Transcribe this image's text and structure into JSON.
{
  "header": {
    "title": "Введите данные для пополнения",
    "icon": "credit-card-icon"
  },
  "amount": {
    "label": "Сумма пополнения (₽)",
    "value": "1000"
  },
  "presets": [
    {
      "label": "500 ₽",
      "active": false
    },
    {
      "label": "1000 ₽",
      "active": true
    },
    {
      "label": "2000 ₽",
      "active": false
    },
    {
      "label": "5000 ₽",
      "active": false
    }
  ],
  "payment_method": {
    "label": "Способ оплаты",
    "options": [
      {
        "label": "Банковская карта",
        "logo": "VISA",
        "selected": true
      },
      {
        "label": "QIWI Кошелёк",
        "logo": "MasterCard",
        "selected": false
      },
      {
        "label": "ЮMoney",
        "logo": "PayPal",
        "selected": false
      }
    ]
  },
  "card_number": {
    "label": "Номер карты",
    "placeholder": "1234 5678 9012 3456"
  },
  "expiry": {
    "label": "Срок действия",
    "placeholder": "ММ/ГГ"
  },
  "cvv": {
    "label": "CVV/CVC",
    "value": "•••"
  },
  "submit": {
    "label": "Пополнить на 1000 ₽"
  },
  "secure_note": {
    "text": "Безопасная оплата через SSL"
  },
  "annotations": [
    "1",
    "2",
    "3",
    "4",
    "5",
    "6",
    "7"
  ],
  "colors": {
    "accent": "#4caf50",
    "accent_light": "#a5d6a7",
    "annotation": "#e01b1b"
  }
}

◇ ◇ ◇ ◇

:: SHORT PROBLEM ::
Using the material above, report each line where "пополнения" occurs.

:: RESULT OF THIS TASK ::
    "title": "Введите данные для пополнения",
    "label": "Сумма пополнения (₽)",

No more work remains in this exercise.